[BEGIN]
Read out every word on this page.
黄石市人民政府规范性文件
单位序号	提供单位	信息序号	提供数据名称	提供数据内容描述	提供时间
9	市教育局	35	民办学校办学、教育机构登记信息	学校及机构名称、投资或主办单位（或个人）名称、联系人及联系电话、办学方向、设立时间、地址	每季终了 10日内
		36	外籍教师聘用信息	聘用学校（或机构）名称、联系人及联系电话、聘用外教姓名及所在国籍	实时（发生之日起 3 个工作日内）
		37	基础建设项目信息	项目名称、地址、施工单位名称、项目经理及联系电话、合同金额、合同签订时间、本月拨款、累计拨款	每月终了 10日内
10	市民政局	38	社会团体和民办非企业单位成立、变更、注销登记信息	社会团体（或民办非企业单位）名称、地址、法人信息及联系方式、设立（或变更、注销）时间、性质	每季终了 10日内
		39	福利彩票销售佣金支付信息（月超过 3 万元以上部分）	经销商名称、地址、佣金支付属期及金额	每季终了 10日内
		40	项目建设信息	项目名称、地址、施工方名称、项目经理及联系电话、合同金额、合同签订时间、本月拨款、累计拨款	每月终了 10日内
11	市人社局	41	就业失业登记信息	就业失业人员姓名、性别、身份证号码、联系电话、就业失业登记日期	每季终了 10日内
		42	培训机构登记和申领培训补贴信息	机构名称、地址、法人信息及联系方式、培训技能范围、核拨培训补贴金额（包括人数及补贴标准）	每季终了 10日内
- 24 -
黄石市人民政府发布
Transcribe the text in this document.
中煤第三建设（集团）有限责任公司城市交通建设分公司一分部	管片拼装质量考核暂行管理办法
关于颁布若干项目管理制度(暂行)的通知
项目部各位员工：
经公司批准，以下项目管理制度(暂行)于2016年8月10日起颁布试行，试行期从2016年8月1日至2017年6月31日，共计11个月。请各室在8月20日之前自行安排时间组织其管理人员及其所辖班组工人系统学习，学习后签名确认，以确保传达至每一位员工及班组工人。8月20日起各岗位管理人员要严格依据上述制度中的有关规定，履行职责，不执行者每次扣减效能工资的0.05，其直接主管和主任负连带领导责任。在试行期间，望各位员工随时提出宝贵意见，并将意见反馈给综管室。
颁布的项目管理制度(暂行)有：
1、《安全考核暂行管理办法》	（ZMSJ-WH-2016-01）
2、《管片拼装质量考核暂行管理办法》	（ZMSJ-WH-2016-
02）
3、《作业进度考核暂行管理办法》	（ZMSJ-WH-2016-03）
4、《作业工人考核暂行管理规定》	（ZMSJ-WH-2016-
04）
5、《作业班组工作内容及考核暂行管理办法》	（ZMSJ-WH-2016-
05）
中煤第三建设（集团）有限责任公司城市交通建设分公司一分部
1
[END]
**EXERCISE PROMPT**
Your task is to repeat each line of the material exactly.

**THE RESPONSE**
Read out every word on this page.
黄石市人民政府规范性文件
单位序号	提供单位	信息序号	提供数据名称	提供数据内容描述	提供时间
9	市教育局	35	民办学校办学、教育机构登记信息	学校及机构名称、投资或主办单位（或个人）名称、联系人及联系电话、办学方向、设立时间、地址	每季终了 10日内
		36	外籍教师聘用信息	聘用学校（或机构）名称、联系人及联系电话、聘用外教姓名及所在国籍	实时（发生之日起 3 个工作日内）
		37	基础建设项目信息	项目名称、地址、施工单位名称、项目经理及联系电话、合同金额、合同签订时间、本月拨款、累计拨款	每月终了 10日内
10	市民政局	38	社会团体和民办非企业单位成立、变更、注销登记信息	社会团体（或民办非企业单位）名称、地址、法人信息及联系方式、设立（或变更、注销）时间、性质	每季终了 10日内
		39	福利彩票销售佣金支付信息（月超过 3 万元以上部分）	经销商名称、地址、佣金支付属期及金额	每季终了 10日内
		40	项目建设信息	项目名称、地址、施工方名称、项目经理及联系电话、合同金额、合同签订时间、本月拨款、累计拨款	每月终了 10日内
11	市人社局	41	就业失业登记信息	就业失业人员姓名、性别、身份证号码、联系电话、就业失业登记日期	每季终了 10日内
		42	培训机构登记和申领培训补贴信息	机构名称、地址、法人信息及联系方式、培训技能范围、核拨培训补贴金额（包括人数及补贴标准）	每季终了 10日内
- 24 -
黄石市人民政府发布
Transcribe the text in this document.
中煤第三建设（集团）有限责任公司城市交通建设分公司一分部	管片拼装质量考核暂行管理办法
关于颁布若干项目管理制度(暂行)的通知
项目部各位员工：
经公司批准，以下项目管理制度(暂行)于2016年8月10日起颁布试行，试行期从2016年8月1日至2017年6月31日，共计11个月。请各室在8月20日之前自行安排时间组织其管理人员及其所辖班组工人系统学习，学习后签名确认，以确保传达至每一位员工及班组工人。8月20日起各岗位管理人员要严格依据上述制度中的有关规定，履行职责，不执行者每次扣减效能工资的0.05，其直接主管和主任负连带领导责任。在试行期间，望各位员工随时提出宝贵意见，并将意见反馈给综管室。
颁布的项目管理制度(暂行)有：
1、《安全考核暂行管理办法》	（ZMSJ-WH-2016-01）
2、《管片拼装质量考核暂行管理办法》	（ZMSJ-WH-2016-
02）
3、《作业进度考核暂行管理办法》	（ZMSJ-WH-2016-03）
4、《作业工人考核暂行管理规定》	（ZMSJ-WH-2016-
04）
5、《作业班组工作内容及考核暂行管理办法》	（ZMSJ-WH-2016-
05）
中煤第三建设（集团）有限责任公司城市交通建设分公司一分部
1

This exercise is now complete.